The data below should be printed in full, exactly, and without any of its images.
########
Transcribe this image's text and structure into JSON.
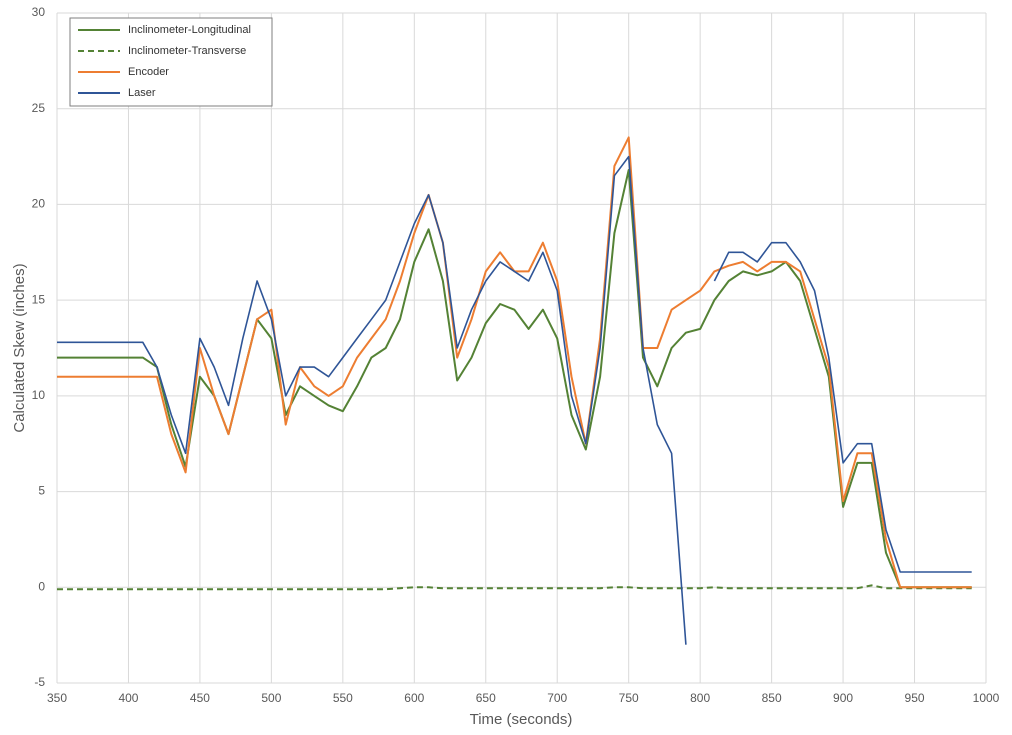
{
  "chart_data": {
    "type": "line",
    "x_label": "Time (seconds)",
    "y_label": "Calculated Skew (inches)",
    "x": [
      350,
      360,
      370,
      380,
      390,
      400,
      410,
      420,
      430,
      440,
      450,
      460,
      470,
      480,
      490,
      500,
      510,
      520,
      530,
      540,
      550,
      560,
      570,
      580,
      590,
      600,
      610,
      620,
      630,
      640,
      650,
      660,
      670,
      680,
      690,
      700,
      710,
      720,
      730,
      740,
      750,
      760,
      770,
      780,
      790,
      800,
      810,
      820,
      830,
      840,
      850,
      860,
      870,
      880,
      890,
      900,
      910,
      920,
      930,
      940,
      950,
      960,
      970,
      980,
      990
    ],
    "series": [
      {
        "name": "Inclinometer-Longitudinal",
        "color": "#548235",
        "dashed": false,
        "values": [
          12,
          12,
          12,
          12,
          12,
          12,
          12,
          11.5,
          8.5,
          6.3,
          11,
          10,
          8,
          11,
          14,
          13,
          9,
          10.5,
          10,
          9.5,
          9.2,
          10.5,
          12,
          12.5,
          14,
          17,
          18.7,
          16,
          10.8,
          12,
          13.8,
          14.8,
          14.5,
          13.5,
          14.5,
          13,
          9,
          7.2,
          11,
          18.5,
          21.8,
          12,
          10.5,
          12.5,
          13.3,
          13.5,
          15,
          16,
          16.5,
          16.3,
          16.5,
          17,
          16,
          13.5,
          11,
          4.2,
          6.5,
          6.5,
          1.8,
          0,
          0,
          0,
          0,
          0,
          0
        ]
      },
      {
        "name": "Inclinometer-Transverse",
        "color": "#548235",
        "dashed": true,
        "values": [
          -0.1,
          -0.1,
          -0.1,
          -0.1,
          -0.1,
          -0.1,
          -0.1,
          -0.1,
          -0.1,
          -0.1,
          -0.1,
          -0.1,
          -0.1,
          -0.1,
          -0.1,
          -0.1,
          -0.1,
          -0.1,
          -0.1,
          -0.1,
          -0.1,
          -0.1,
          -0.1,
          -0.1,
          -0.05,
          0,
          0,
          -0.05,
          -0.05,
          -0.05,
          -0.05,
          -0.05,
          -0.05,
          -0.05,
          -0.05,
          -0.05,
          -0.05,
          -0.05,
          -0.05,
          0,
          0,
          -0.05,
          -0.05,
          -0.05,
          -0.05,
          -0.05,
          0,
          -0.05,
          -0.05,
          -0.05,
          -0.05,
          -0.05,
          -0.05,
          -0.05,
          -0.05,
          -0.05,
          -0.05,
          0.1,
          -0.05,
          -0.05,
          -0.05,
          -0.05,
          -0.05,
          -0.05,
          -0.05
        ]
      },
      {
        "name": "Encoder",
        "color": "#ed7d31",
        "dashed": false,
        "values": [
          11,
          11,
          11,
          11,
          11,
          11,
          11,
          11,
          8,
          6,
          12.5,
          10,
          8,
          11,
          14,
          14.5,
          8.5,
          11.5,
          10.5,
          10,
          10.5,
          12,
          13,
          14,
          16,
          18.5,
          20.5,
          18,
          12,
          14,
          16.5,
          17.5,
          16.5,
          16.5,
          18,
          16,
          11,
          7.5,
          13,
          22,
          23.5,
          12.5,
          12.5,
          14.5,
          15,
          15.5,
          16.5,
          16.8,
          17,
          16.5,
          17,
          17,
          16.5,
          14,
          11.5,
          4.5,
          7,
          7,
          2.5,
          0,
          0,
          0,
          0,
          0,
          0
        ]
      },
      {
        "name": "Laser",
        "color": "#2f5597",
        "dashed": false,
        "values": [
          12.8,
          12.8,
          12.8,
          12.8,
          12.8,
          12.8,
          12.8,
          11.5,
          9,
          7,
          13,
          11.5,
          9.5,
          13,
          16,
          14,
          10,
          11.5,
          11.5,
          11,
          12,
          13,
          14,
          15,
          17,
          19,
          20.5,
          18,
          12.5,
          14.5,
          16,
          17,
          16.5,
          16,
          17.5,
          15.5,
          10,
          7.5,
          12.5,
          21.5,
          22.5,
          12.5,
          8.5,
          7,
          -3,
          null,
          16,
          17.5,
          17.5,
          17,
          18,
          18,
          17,
          15.5,
          12,
          6.5,
          7.5,
          7.5,
          3,
          0.8,
          0.8,
          0.8,
          0.8,
          0.8,
          0.8
        ]
      }
    ],
    "xlim": [
      350,
      1000
    ],
    "xticks": [
      350,
      400,
      450,
      500,
      550,
      600,
      650,
      700,
      750,
      800,
      850,
      900,
      950,
      1000
    ],
    "ylim": [
      -5,
      30
    ],
    "yticks": [
      -5,
      0,
      5,
      10,
      15,
      20,
      25,
      30
    ],
    "grid": true,
    "legend": "upper left"
  }
}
########
*FULL SOLUTION*:
Transcribe this image's text and structure into JSON.
{
  "chart_data": {
    "type": "line",
    "x_label": "Time (seconds)",
    "y_label": "Calculated Skew (inches)",
    "x": [
      350,
      360,
      370,
      380,
      390,
      400,
      410,
      420,
      430,
      440,
      450,
      460,
      470,
      480,
      490,
      500,
      510,
      520,
      530,
      540,
      550,
      560,
      570,
      580,
      590,
      600,
      610,
      620,
      630,
      640,
      650,
      660,
      670,
      680,
      690,
      700,
      710,
      720,
      730,
      740,
      750,
      760,
      770,
      780,
      790,
      800,
      810,
      820,
      830,
      840,
      850,
      860,
      870,
      880,
      890,
      900,
      910,
      920,
      930,
      940,
      950,
      960,
      970,
      980,
      990
    ],
    "series": [
      {
        "name": "Inclinometer-Longitudinal",
        "color": "#548235",
        "dashed": false,
        "values": [
          12,
          12,
          12,
          12,
          12,
          12,
          12,
          11.5,
          8.5,
          6.3,
          11,
          10,
          8,
          11,
          14,
          13,
          9,
          10.5,
          10,
          9.5,
          9.2,
          10.5,
          12,
          12.5,
          14,
          17,
          18.7,
          16,
          10.8,
          12,
          13.8,
          14.8,
          14.5,
          13.5,
          14.5,
          13,
          9,
          7.2,
          11,
          18.5,
          21.8,
          12,
          10.5,
          12.5,
          13.3,
          13.5,
          15,
          16,
          16.5,
          16.3,
          16.5,
          17,
          16,
          13.5,
          11,
          4.2,
          6.5,
          6.5,
          1.8,
          0,
          0,
          0,
          0,
          0,
          0
        ]
      },
      {
        "name": "Inclinometer-Transverse",
        "color": "#548235",
        "dashed": true,
        "values": [
          -0.1,
          -0.1,
          -0.1,
          -0.1,
          -0.1,
          -0.1,
          -0.1,
          -0.1,
          -0.1,
          -0.1,
          -0.1,
          -0.1,
          -0.1,
          -0.1,
          -0.1,
          -0.1,
          -0.1,
          -0.1,
          -0.1,
          -0.1,
          -0.1,
          -0.1,
          -0.1,
          -0.1,
          -0.05,
          0,
          0,
          -0.05,
          -0.05,
          -0.05,
          -0.05,
          -0.05,
          -0.05,
          -0.05,
          -0.05,
          -0.05,
          -0.05,
          -0.05,
          -0.05,
          0,
          0,
          -0.05,
          -0.05,
          -0.05,
          -0.05,
          -0.05,
          0,
          -0.05,
          -0.05,
          -0.05,
          -0.05,
          -0.05,
          -0.05,
          -0.05,
          -0.05,
          -0.05,
          -0.05,
          0.1,
          -0.05,
          -0.05,
          -0.05,
          -0.05,
          -0.05,
          -0.05,
          -0.05
        ]
      },
      {
        "name": "Encoder",
        "color": "#ed7d31",
        "dashed": false,
        "values": [
          11,
          11,
          11,
          11,
          11,
          11,
          11,
          11,
          8,
          6,
          12.5,
          10,
          8,
          11,
          14,
          14.5,
          8.5,
          11.5,
          10.5,
          10,
          10.5,
          12,
          13,
          14,
          16,
          18.5,
          20.5,
          18,
          12,
          14,
          16.5,
          17.5,
          16.5,
          16.5,
          18,
          16,
          11,
          7.5,
          13,
          22,
          23.5,
          12.5,
          12.5,
          14.5,
          15,
          15.5,
          16.5,
          16.8,
          17,
          16.5,
          17,
          17,
          16.5,
          14,
          11.5,
          4.5,
          7,
          7,
          2.5,
          0,
          0,
          0,
          0,
          0,
          0
        ]
      },
      {
        "name": "Laser",
        "color": "#2f5597",
        "dashed": false,
        "values": [
          12.8,
          12.8,
          12.8,
          12.8,
          12.8,
          12.8,
          12.8,
          11.5,
          9,
          7,
          13,
          11.5,
          9.5,
          13,
          16,
          14,
          10,
          11.5,
          11.5,
          11,
          12,
          13,
          14,
          15,
          17,
          19,
          20.5,
          18,
          12.5,
          14.5,
          16,
          17,
          16.5,
          16,
          17.5,
          15.5,
          10,
          7.5,
          12.5,
          21.5,
          22.5,
          12.5,
          8.5,
          7,
          -3,
          null,
          16,
          17.5,
          17.5,
          17,
          18,
          18,
          17,
          15.5,
          12,
          6.5,
          7.5,
          7.5,
          3,
          0.8,
          0.8,
          0.8,
          0.8,
          0.8,
          0.8
        ]
      }
    ],
    "xlim": [
      350,
      1000
    ],
    "xticks": [
      350,
      400,
      450,
      500,
      550,
      600,
      650,
      700,
      750,
      800,
      850,
      900,
      950,
      1000
    ],
    "ylim": [
      -5,
      30
    ],
    "yticks": [
      -5,
      0,
      5,
      10,
      15,
      20,
      25,
      30
    ],
    "grid": true,
    "legend": "upper left"
  }
}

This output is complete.